Re: U+0F81 - Unicode 4.0 normalization error (missing exclusion for "Tibetan Vowel Sign Reversed II")

From: Philippe Verdy (verdy_p@wanadoo.fr)
Date: Mon May 12 2003 - 09:53:03 EDT

  • Next message: Markus Scherer: "Re: U+0F81 - Unicode 4.0 normalization error (missing exclusion for "Tibetan Vowel Sign Reversed II")"

    I don't know if you got this message in the list, as I don't see it in the
    archive. So this is a repost...
    Sorry if you already got it...

    ----- Original Message -----
    From: "Philippe Verdy" <verdy_p@wanadoo.fr>
    To: <unicode@unicode.org>
    Cc: "Mark Davis" <mark.davis@us.ibm.com>; "Martin Dürst" <duerst@w3.org>
    Sent: Monday, May 12, 2003 2:29 AM
    Subject: Unicode 4.0 normalization error (missing exclusion for "Tibetan
    Vowel Sign Reversed II")

DATASET CONTENT.
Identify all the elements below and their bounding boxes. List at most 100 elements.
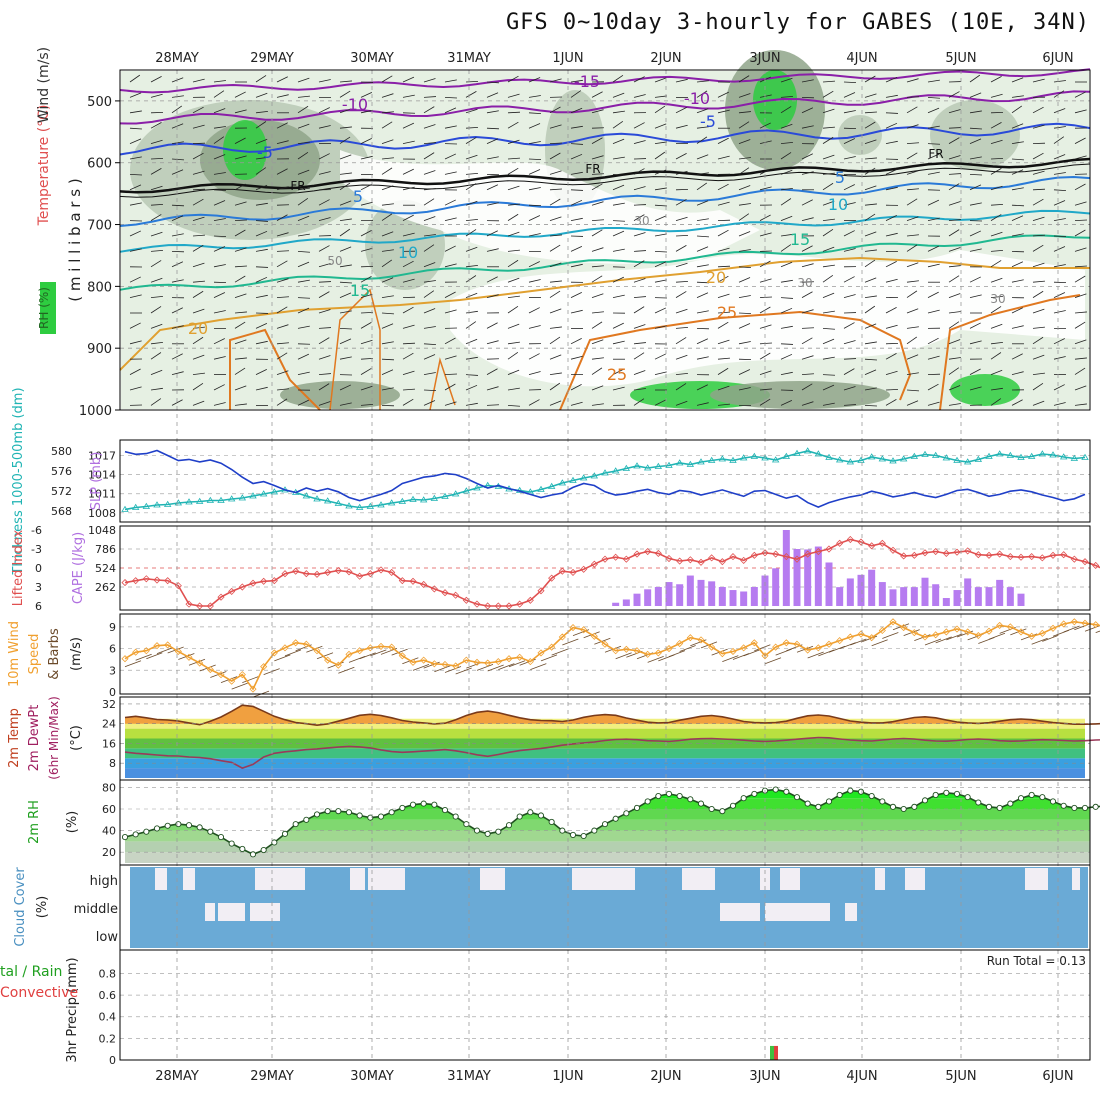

PROBLEMS TO WORK ON.
[a] Retype the Tibetan vowel sign message from "From: Philippe Verdy" to "already got it...".
[b] According to the Tibetan vowel sign message, why is its content being sent a second time?

TASK RESULTS.
[a]
From: Philippe Verdy (verdy_p@wanadoo.fr)
Date: Mon May 12 2003 - 09:53:03 EDT

  • Next message: Markus Scherer: "Re: U+0F81 - Unicode 4.0 normalization error (missing exclusion for "Tibetan Vowel Sign Reversed II")"

    I don't know if you got this message in the list, as I don't see it in the
    archive. So this is a repost...
    Sorry if you already got it...

[b] The writer could not find the original message in the list archive and so was unsure whether it had reached the list. For that reason, it was sent again as a repost.